Problem statement → Restate the complete material exactly.

Data for this exercise →
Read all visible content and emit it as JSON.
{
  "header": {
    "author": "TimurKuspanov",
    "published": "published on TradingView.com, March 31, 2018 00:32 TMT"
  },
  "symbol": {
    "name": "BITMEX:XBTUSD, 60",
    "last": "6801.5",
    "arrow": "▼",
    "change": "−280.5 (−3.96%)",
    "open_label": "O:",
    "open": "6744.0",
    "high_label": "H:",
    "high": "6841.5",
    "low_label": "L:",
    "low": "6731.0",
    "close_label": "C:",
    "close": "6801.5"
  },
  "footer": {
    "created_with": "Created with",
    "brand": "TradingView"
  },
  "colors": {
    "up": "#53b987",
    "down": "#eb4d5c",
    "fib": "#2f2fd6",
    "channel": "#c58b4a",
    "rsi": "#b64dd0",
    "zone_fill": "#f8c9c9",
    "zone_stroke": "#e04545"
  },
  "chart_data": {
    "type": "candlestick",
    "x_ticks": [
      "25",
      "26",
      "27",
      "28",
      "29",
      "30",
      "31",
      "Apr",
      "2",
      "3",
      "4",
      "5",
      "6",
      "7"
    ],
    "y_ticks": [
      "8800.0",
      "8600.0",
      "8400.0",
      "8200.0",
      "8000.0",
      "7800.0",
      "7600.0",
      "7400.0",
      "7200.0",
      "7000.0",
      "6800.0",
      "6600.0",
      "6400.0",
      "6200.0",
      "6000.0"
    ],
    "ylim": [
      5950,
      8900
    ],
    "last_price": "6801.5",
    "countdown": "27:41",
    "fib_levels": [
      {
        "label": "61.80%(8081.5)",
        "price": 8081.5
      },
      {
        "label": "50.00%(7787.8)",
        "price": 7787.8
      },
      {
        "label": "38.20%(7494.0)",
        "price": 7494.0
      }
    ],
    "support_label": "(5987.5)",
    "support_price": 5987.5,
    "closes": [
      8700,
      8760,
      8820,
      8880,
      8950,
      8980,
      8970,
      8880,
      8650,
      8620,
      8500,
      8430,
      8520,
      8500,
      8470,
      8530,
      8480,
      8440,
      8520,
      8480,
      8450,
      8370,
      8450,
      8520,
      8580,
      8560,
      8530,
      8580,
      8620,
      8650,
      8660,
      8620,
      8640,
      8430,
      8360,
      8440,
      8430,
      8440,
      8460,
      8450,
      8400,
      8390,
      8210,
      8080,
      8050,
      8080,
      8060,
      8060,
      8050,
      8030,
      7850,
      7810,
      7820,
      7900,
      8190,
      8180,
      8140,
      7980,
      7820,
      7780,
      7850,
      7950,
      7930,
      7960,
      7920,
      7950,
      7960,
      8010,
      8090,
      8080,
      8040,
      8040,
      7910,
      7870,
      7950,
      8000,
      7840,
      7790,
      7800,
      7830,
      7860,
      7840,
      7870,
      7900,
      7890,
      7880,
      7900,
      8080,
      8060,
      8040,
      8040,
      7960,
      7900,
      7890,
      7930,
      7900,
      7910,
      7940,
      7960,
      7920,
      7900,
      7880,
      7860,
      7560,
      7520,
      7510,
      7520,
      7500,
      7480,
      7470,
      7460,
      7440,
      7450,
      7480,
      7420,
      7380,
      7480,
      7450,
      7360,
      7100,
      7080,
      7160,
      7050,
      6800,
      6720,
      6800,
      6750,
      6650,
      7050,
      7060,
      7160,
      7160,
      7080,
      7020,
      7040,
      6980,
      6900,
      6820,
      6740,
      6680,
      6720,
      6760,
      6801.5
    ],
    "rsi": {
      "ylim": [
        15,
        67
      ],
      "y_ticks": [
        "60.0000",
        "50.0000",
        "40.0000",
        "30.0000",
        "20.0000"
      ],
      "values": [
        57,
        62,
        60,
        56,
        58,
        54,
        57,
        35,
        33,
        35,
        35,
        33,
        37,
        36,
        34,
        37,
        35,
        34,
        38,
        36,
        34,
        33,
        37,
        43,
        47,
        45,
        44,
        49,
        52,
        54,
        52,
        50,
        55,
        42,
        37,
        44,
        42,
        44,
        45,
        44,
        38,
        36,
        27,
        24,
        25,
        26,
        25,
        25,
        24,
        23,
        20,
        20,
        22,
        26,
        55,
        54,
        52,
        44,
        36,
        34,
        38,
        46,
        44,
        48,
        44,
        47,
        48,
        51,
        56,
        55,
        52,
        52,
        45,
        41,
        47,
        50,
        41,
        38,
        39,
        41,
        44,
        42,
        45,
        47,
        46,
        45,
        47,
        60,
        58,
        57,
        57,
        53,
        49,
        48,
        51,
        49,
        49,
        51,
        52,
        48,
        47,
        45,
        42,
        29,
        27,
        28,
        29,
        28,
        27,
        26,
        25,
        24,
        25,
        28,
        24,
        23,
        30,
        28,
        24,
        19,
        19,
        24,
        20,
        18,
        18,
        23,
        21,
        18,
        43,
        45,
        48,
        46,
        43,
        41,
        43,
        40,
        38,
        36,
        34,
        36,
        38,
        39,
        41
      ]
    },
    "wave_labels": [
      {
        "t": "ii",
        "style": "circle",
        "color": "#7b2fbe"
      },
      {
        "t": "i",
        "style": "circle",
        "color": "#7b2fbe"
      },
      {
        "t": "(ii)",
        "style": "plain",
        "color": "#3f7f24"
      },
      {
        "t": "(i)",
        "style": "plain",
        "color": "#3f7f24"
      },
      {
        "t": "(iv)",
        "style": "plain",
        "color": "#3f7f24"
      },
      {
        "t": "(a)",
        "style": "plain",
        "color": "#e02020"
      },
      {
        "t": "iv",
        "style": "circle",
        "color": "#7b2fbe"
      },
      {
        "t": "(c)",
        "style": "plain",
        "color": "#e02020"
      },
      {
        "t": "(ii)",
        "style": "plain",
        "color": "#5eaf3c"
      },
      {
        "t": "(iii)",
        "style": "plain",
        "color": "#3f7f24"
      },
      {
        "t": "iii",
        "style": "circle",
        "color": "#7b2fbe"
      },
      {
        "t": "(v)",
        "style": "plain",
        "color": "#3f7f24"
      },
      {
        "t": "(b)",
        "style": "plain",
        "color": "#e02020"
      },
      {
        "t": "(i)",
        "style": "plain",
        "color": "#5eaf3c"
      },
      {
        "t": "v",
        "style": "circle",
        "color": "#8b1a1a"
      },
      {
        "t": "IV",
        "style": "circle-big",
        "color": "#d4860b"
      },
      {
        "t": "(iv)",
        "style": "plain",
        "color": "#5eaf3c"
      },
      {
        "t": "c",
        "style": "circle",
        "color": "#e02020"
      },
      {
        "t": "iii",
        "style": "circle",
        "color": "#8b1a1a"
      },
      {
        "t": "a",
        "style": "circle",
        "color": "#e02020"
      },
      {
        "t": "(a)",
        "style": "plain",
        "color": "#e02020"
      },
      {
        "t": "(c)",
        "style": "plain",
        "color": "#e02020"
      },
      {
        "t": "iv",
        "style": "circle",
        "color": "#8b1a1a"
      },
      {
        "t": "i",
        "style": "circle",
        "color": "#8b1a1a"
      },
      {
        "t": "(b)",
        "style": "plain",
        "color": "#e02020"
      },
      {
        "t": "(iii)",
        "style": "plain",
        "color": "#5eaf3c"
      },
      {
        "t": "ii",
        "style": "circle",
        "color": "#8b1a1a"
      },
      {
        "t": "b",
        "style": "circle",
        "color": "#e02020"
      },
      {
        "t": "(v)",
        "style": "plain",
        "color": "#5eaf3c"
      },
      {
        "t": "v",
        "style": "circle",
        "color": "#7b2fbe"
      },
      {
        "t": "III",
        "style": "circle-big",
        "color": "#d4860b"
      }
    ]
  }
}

Written answer →
Read all visible content and emit it as JSON.
{
  "header": {
    "author": "TimurKuspanov",
    "published": "published on TradingView.com, March 31, 2018 00:32 TMT"
  },
  "symbol": {
    "name": "BITMEX:XBTUSD, 60",
    "last": "6801.5",
    "arrow": "▼",
    "change": "−280.5 (−3.96%)",
    "open_label": "O:",
    "open": "6744.0",
    "high_label": "H:",
    "high": "6841.5",
    "low_label": "L:",
    "low": "6731.0",
    "close_label": "C:",
    "close": "6801.5"
  },
  "footer": {
    "created_with": "Created with",
    "brand": "TradingView"
  },
  "colors": {
    "up": "#53b987",
    "down": "#eb4d5c",
    "fib": "#2f2fd6",
    "channel": "#c58b4a",
    "rsi": "#b64dd0",
    "zone_fill": "#f8c9c9",
    "zone_stroke": "#e04545"
  },
  "chart_data": {
    "type": "candlestick",
    "x_ticks": [
      "25",
      "26",
      "27",
      "28",
      "29",
      "30",
      "31",
      "Apr",
      "2",
      "3",
      "4",
      "5",
      "6",
      "7"
    ],
    "y_ticks": [
      "8800.0",
      "8600.0",
      "8400.0",
      "8200.0",
      "8000.0",
      "7800.0",
      "7600.0",
      "7400.0",
      "7200.0",
      "7000.0",
      "6800.0",
      "6600.0",
      "6400.0",
      "6200.0",
      "6000.0"
    ],
    "ylim": [
      5950,
      8900
    ],
    "last_price": "6801.5",
    "countdown": "27:41",
    "fib_levels": [
      {
        "label": "61.80%(8081.5)",
        "price": 8081.5
      },
      {
        "label": "50.00%(7787.8)",
        "price": 7787.8
      },
      {
        "label": "38.20%(7494.0)",
        "price": 7494.0
      }
    ],
    "support_label": "(5987.5)",
    "support_price": 5987.5,
    "closes": [
      8700,
      8760,
      8820,
      8880,
      8950,
      8980,
      8970,
      8880,
      8650,
      8620,
      8500,
      8430,
      8520,
      8500,
      8470,
      8530,
      8480,
      8440,
      8520,
      8480,
      8450,
      8370,
      8450,
      8520,
      8580,
      8560,
      8530,
      8580,
      8620,
      8650,
      8660,
      8620,
      8640,
      8430,
      8360,
      8440,
      8430,
      8440,
      8460,
      8450,
      8400,
      8390,
      8210,
      8080,
      8050,
      8080,
      8060,
      8060,
      8050,
      8030,
      7850,
      7810,
      7820,
      7900,
      8190,
      8180,
      8140,
      7980,
      7820,
      7780,
      7850,
      7950,
      7930,
      7960,
      7920,
      7950,
      7960,
      8010,
      8090,
      8080,
      8040,
      8040,
      7910,
      7870,
      7950,
      8000,
      7840,
      7790,
      7800,
      7830,
      7860,
      7840,
      7870,
      7900,
      7890,
      7880,
      7900,
      8080,
      8060,
      8040,
      8040,
      7960,
      7900,
      7890,
      7930,
      7900,
      7910,
      7940,
      7960,
      7920,
      7900,
      7880,
      7860,
      7560,
      7520,
      7510,
      7520,
      7500,
      7480,
      7470,
      7460,
      7440,
      7450,
      7480,
      7420,
      7380,
      7480,
      7450,
      7360,
      7100,
      7080,
      7160,
      7050,
      6800,
      6720,
      6800,
      6750,
      6650,
      7050,
      7060,
      7160,
      7160,
      7080,
      7020,
      7040,
      6980,
      6900,
      6820,
      6740,
      6680,
      6720,
      6760,
      6801.5
    ],
    "rsi": {
      "ylim": [
        15,
        67
      ],
      "y_ticks": [
        "60.0000",
        "50.0000",
        "40.0000",
        "30.0000",
        "20.0000"
      ],
      "values": [
        57,
        62,
        60,
        56,
        58,
        54,
        57,
        35,
        33,
        35,
        35,
        33,
        37,
        36,
        34,
        37,
        35,
        34,
        38,
        36,
        34,
        33,
        37,
        43,
        47,
        45,
        44,
        49,
        52,
        54,
        52,
        50,
        55,
        42,
        37,
        44,
        42,
        44,
        45,
        44,
        38,
        36,
        27,
        24,
        25,
        26,
        25,
        25,
        24,
        23,
        20,
        20,
        22,
        26,
        55,
        54,
        52,
        44,
        36,
        34,
        38,
        46,
        44,
        48,
        44,
        47,
        48,
        51,
        56,
        55,
        52,
        52,
        45,
        41,
        47,
        50,
        41,
        38,
        39,
        41,
        44,
        42,
        45,
        47,
        46,
        45,
        47,
        60,
        58,
        57,
        57,
        53,
        49,
        48,
        51,
        49,
        49,
        51,
        52,
        48,
        47,
        45,
        42,
        29,
        27,
        28,
        29,
        28,
        27,
        26,
        25,
        24,
        25,
        28,
        24,
        23,
        30,
        28,
        24,
        19,
        19,
        24,
        20,
        18,
        18,
        23,
        21,
        18,
        43,
        45,
        48,
        46,
        43,
        41,
        43,
        40,
        38,
        36,
        34,
        36,
        38,
        39,
        41
      ]
    },
    "wave_labels": [
      {
        "t": "ii",
        "style": "circle",
        "color": "#7b2fbe"
      },
      {
        "t": "i",
        "style": "circle",
        "color": "#7b2fbe"
      },
      {
        "t": "(ii)",
        "style": "plain",
        "color": "#3f7f24"
      },
      {
        "t": "(i)",
        "style": "plain",
        "color": "#3f7f24"
      },
      {
        "t": "(iv)",
        "style": "plain",
        "color": "#3f7f24"
      },
      {
        "t": "(a)",
        "style": "plain",
        "color": "#e02020"
      },
      {
        "t": "iv",
        "style": "circle",
        "color": "#7b2fbe"
      },
      {
        "t": "(c)",
        "style": "plain",
        "color": "#e02020"
      },
      {
        "t": "(ii)",
        "style": "plain",
        "color": "#5eaf3c"
      },
      {
        "t": "(iii)",
        "style": "plain",
        "color": "#3f7f24"
      },
      {
        "t": "iii",
        "style": "circle",
        "color": "#7b2fbe"
      },
      {
        "t": "(v)",
        "style": "plain",
        "color": "#3f7f24"
      },
      {
        "t": "(b)",
        "style": "plain",
        "color": "#e02020"
      },
      {
        "t": "(i)",
        "style": "plain",
        "color": "#5eaf3c"
      },
      {
        "t": "v",
        "style": "circle",
        "color": "#8b1a1a"
      },
      {
        "t": "IV",
        "style": "circle-big",
        "color": "#d4860b"
      },
      {
        "t": "(iv)",
        "style": "plain",
        "color": "#5eaf3c"
      },
      {
        "t": "c",
        "style": "circle",
        "color": "#e02020"
      },
      {
        "t": "iii",
        "style": "circle",
        "color": "#8b1a1a"
      },
      {
        "t": "a",
        "style": "circle",
        "color": "#e02020"
      },
      {
        "t": "(a)",
        "style": "plain",
        "color": "#e02020"
      },
      {
        "t": "(c)",
        "style": "plain",
        "color": "#e02020"
      },
      {
        "t": "iv",
        "style": "circle",
        "color": "#8b1a1a"
      },
      {
        "t": "i",
        "style": "circle",
        "color": "#8b1a1a"
      },
      {
        "t": "(b)",
        "style": "plain",
        "color": "#e02020"
      },
      {
        "t": "(iii)",
        "style": "plain",
        "color": "#5eaf3c"
      },
      {
        "t": "ii",
        "style": "circle",
        "color": "#8b1a1a"
      },
      {
        "t": "b",
        "style": "circle",
        "color": "#e02020"
      },
      {
        "t": "(v)",
        "style": "plain",
        "color": "#5eaf3c"
      },
      {
        "t": "v",
        "style": "circle",
        "color": "#7b2fbe"
      },
      {
        "t": "III",
        "style": "circle-big",
        "color": "#d4860b"
      }
    ]
  }
}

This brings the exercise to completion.